[Records that describe figures]
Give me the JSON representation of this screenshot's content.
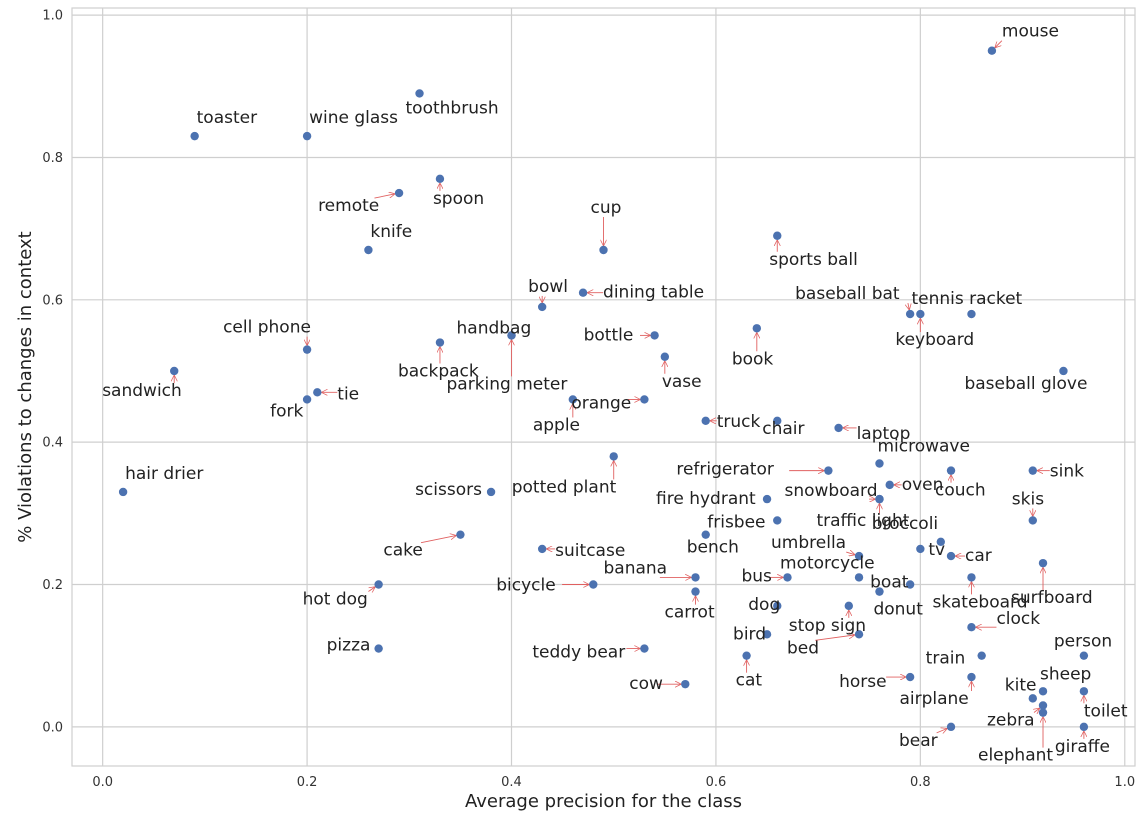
{
  "chart_data": {
    "type": "scatter",
    "title": "",
    "xlabel": "Average precision for the class",
    "ylabel": "% Violations to changes in context",
    "xlim": [
      -0.03,
      1.01
    ],
    "ylim": [
      -0.055,
      1.01
    ],
    "xticks": [
      "0.0",
      "0.2",
      "0.4",
      "0.6",
      "0.8",
      "1.0"
    ],
    "xtick_values": [
      0.0,
      0.2,
      0.4,
      0.6,
      0.8,
      1.0
    ],
    "yticks": [
      "0.0",
      "0.2",
      "0.4",
      "0.6",
      "0.8",
      "1.0"
    ],
    "ytick_values": [
      0.0,
      0.2,
      0.4,
      0.6,
      0.8,
      1.0
    ],
    "grid": true,
    "colors": {
      "point": "#4c72b0",
      "arrow": "#e06060",
      "grid": "#cfcfcf"
    },
    "points": [
      {
        "label": "mouse",
        "x": 0.87,
        "y": 0.95
      },
      {
        "label": "toothbrush",
        "x": 0.31,
        "y": 0.89
      },
      {
        "label": "toaster",
        "x": 0.09,
        "y": 0.83
      },
      {
        "label": "wine glass",
        "x": 0.2,
        "y": 0.83
      },
      {
        "label": "spoon",
        "x": 0.33,
        "y": 0.77
      },
      {
        "label": "remote",
        "x": 0.29,
        "y": 0.75
      },
      {
        "label": "sports ball",
        "x": 0.66,
        "y": 0.69
      },
      {
        "label": "knife",
        "x": 0.26,
        "y": 0.67
      },
      {
        "label": "cup",
        "x": 0.49,
        "y": 0.67
      },
      {
        "label": "dining table",
        "x": 0.47,
        "y": 0.61
      },
      {
        "label": "bowl",
        "x": 0.43,
        "y": 0.59
      },
      {
        "label": "baseball bat",
        "x": 0.79,
        "y": 0.58
      },
      {
        "label": "keyboard",
        "x": 0.8,
        "y": 0.58
      },
      {
        "label": "tennis racket",
        "x": 0.85,
        "y": 0.58
      },
      {
        "label": "book",
        "x": 0.64,
        "y": 0.56
      },
      {
        "label": "handbag",
        "x": 0.4,
        "y": 0.55
      },
      {
        "label": "parking meter",
        "x": 0.4,
        "y": 0.55
      },
      {
        "label": "bottle",
        "x": 0.54,
        "y": 0.55
      },
      {
        "label": "backpack",
        "x": 0.33,
        "y": 0.54
      },
      {
        "label": "cell phone",
        "x": 0.2,
        "y": 0.53
      },
      {
        "label": "vase",
        "x": 0.55,
        "y": 0.52
      },
      {
        "label": "sandwich",
        "x": 0.07,
        "y": 0.5
      },
      {
        "label": "baseball glove",
        "x": 0.94,
        "y": 0.5
      },
      {
        "label": "tie",
        "x": 0.21,
        "y": 0.47
      },
      {
        "label": "fork",
        "x": 0.2,
        "y": 0.46
      },
      {
        "label": "apple",
        "x": 0.46,
        "y": 0.46
      },
      {
        "label": "orange",
        "x": 0.53,
        "y": 0.46
      },
      {
        "label": "truck",
        "x": 0.59,
        "y": 0.43
      },
      {
        "label": "chair",
        "x": 0.66,
        "y": 0.43
      },
      {
        "label": "laptop",
        "x": 0.72,
        "y": 0.42
      },
      {
        "label": "potted plant",
        "x": 0.5,
        "y": 0.38
      },
      {
        "label": "microwave",
        "x": 0.76,
        "y": 0.37
      },
      {
        "label": "refrigerator",
        "x": 0.71,
        "y": 0.36
      },
      {
        "label": "couch",
        "x": 0.83,
        "y": 0.36
      },
      {
        "label": "sink",
        "x": 0.91,
        "y": 0.36
      },
      {
        "label": "oven",
        "x": 0.77,
        "y": 0.34
      },
      {
        "label": "hair drier",
        "x": 0.02,
        "y": 0.33
      },
      {
        "label": "scissors",
        "x": 0.38,
        "y": 0.33
      },
      {
        "label": "fire hydrant",
        "x": 0.65,
        "y": 0.32
      },
      {
        "label": "snowboard",
        "x": 0.76,
        "y": 0.32
      },
      {
        "label": "traffic light",
        "x": 0.76,
        "y": 0.32
      },
      {
        "label": "frisbee",
        "x": 0.66,
        "y": 0.29
      },
      {
        "label": "skis",
        "x": 0.91,
        "y": 0.29
      },
      {
        "label": "cake",
        "x": 0.35,
        "y": 0.27
      },
      {
        "label": "bench",
        "x": 0.59,
        "y": 0.27
      },
      {
        "label": "broccoli",
        "x": 0.82,
        "y": 0.26
      },
      {
        "label": "suitcase",
        "x": 0.43,
        "y": 0.25
      },
      {
        "label": "tv",
        "x": 0.8,
        "y": 0.25
      },
      {
        "label": "umbrella",
        "x": 0.74,
        "y": 0.24
      },
      {
        "label": "car",
        "x": 0.83,
        "y": 0.24
      },
      {
        "label": "surfboard",
        "x": 0.92,
        "y": 0.23
      },
      {
        "label": "banana",
        "x": 0.58,
        "y": 0.21
      },
      {
        "label": "bus",
        "x": 0.67,
        "y": 0.21
      },
      {
        "label": "motorcycle",
        "x": 0.74,
        "y": 0.21
      },
      {
        "label": "skateboard",
        "x": 0.85,
        "y": 0.21
      },
      {
        "label": "hot dog",
        "x": 0.27,
        "y": 0.2
      },
      {
        "label": "bicycle",
        "x": 0.48,
        "y": 0.2
      },
      {
        "label": "boat",
        "x": 0.79,
        "y": 0.2
      },
      {
        "label": "carrot",
        "x": 0.58,
        "y": 0.19
      },
      {
        "label": "donut",
        "x": 0.76,
        "y": 0.19
      },
      {
        "label": "dog",
        "x": 0.66,
        "y": 0.17
      },
      {
        "label": "stop sign",
        "x": 0.73,
        "y": 0.17
      },
      {
        "label": "clock",
        "x": 0.85,
        "y": 0.14
      },
      {
        "label": "bird",
        "x": 0.65,
        "y": 0.13
      },
      {
        "label": "bed",
        "x": 0.74,
        "y": 0.13
      },
      {
        "label": "pizza",
        "x": 0.27,
        "y": 0.11
      },
      {
        "label": "teddy bear",
        "x": 0.53,
        "y": 0.11
      },
      {
        "label": "cat",
        "x": 0.63,
        "y": 0.1
      },
      {
        "label": "train",
        "x": 0.86,
        "y": 0.1
      },
      {
        "label": "person",
        "x": 0.96,
        "y": 0.1
      },
      {
        "label": "horse",
        "x": 0.79,
        "y": 0.07
      },
      {
        "label": "airplane",
        "x": 0.85,
        "y": 0.07
      },
      {
        "label": "cow",
        "x": 0.57,
        "y": 0.06
      },
      {
        "label": "sheep",
        "x": 0.92,
        "y": 0.05
      },
      {
        "label": "toilet",
        "x": 0.96,
        "y": 0.05
      },
      {
        "label": "kite",
        "x": 0.91,
        "y": 0.04
      },
      {
        "label": "zebra",
        "x": 0.92,
        "y": 0.03
      },
      {
        "label": "elephant",
        "x": 0.92,
        "y": 0.02
      },
      {
        "label": "bear",
        "x": 0.83,
        "y": 0.0
      },
      {
        "label": "giraffe",
        "x": 0.96,
        "y": 0.0
      }
    ]
  }
}
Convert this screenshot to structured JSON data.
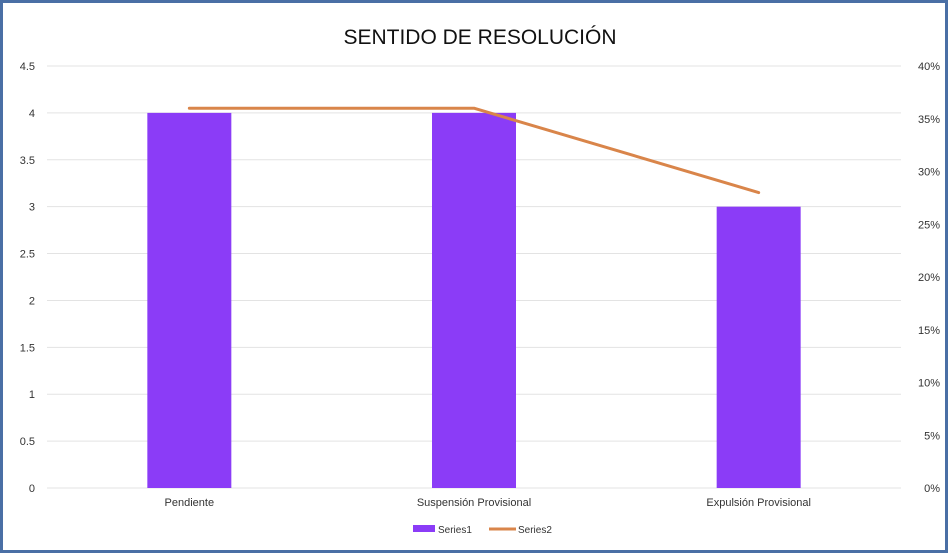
{
  "chart_data": {
    "type": "bar",
    "title": "SENTIDO DE RESOLUCIÓN",
    "categories": [
      "Pendiente",
      "Suspensión Provisional",
      "Expulsión Provisional"
    ],
    "series": [
      {
        "name": "Series1",
        "type": "bar",
        "axis": "left",
        "color": "#8b3cf7",
        "values": [
          4,
          4,
          3
        ]
      },
      {
        "name": "Series2",
        "type": "line",
        "axis": "right",
        "color": "#d9854a",
        "values": [
          0.36,
          0.36,
          0.28
        ]
      }
    ],
    "y_left": {
      "ylim": [
        0,
        4.5
      ],
      "ticks": [
        "0",
        "0.5",
        "1",
        "1.5",
        "2",
        "2.5",
        "3",
        "3.5",
        "4",
        "4.5"
      ]
    },
    "y_right": {
      "ylim": [
        0,
        0.4
      ],
      "ticks": [
        "0%",
        "5%",
        "10%",
        "15%",
        "20%",
        "25%",
        "30%",
        "35%",
        "40%"
      ]
    },
    "grid": true,
    "legend_position": "bottom"
  },
  "colors": {
    "frame_border": "#4a6fa5",
    "gridline": "#e3e3e3"
  }
}
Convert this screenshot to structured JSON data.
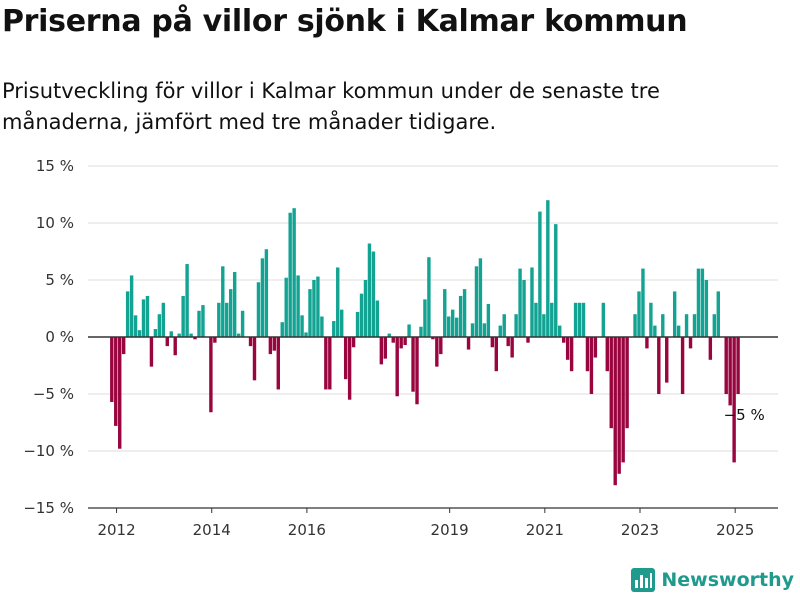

- Given exercise: Report how many lines of the entries hold the word "baseball". Nothing else is needed.

- Answer in full: 2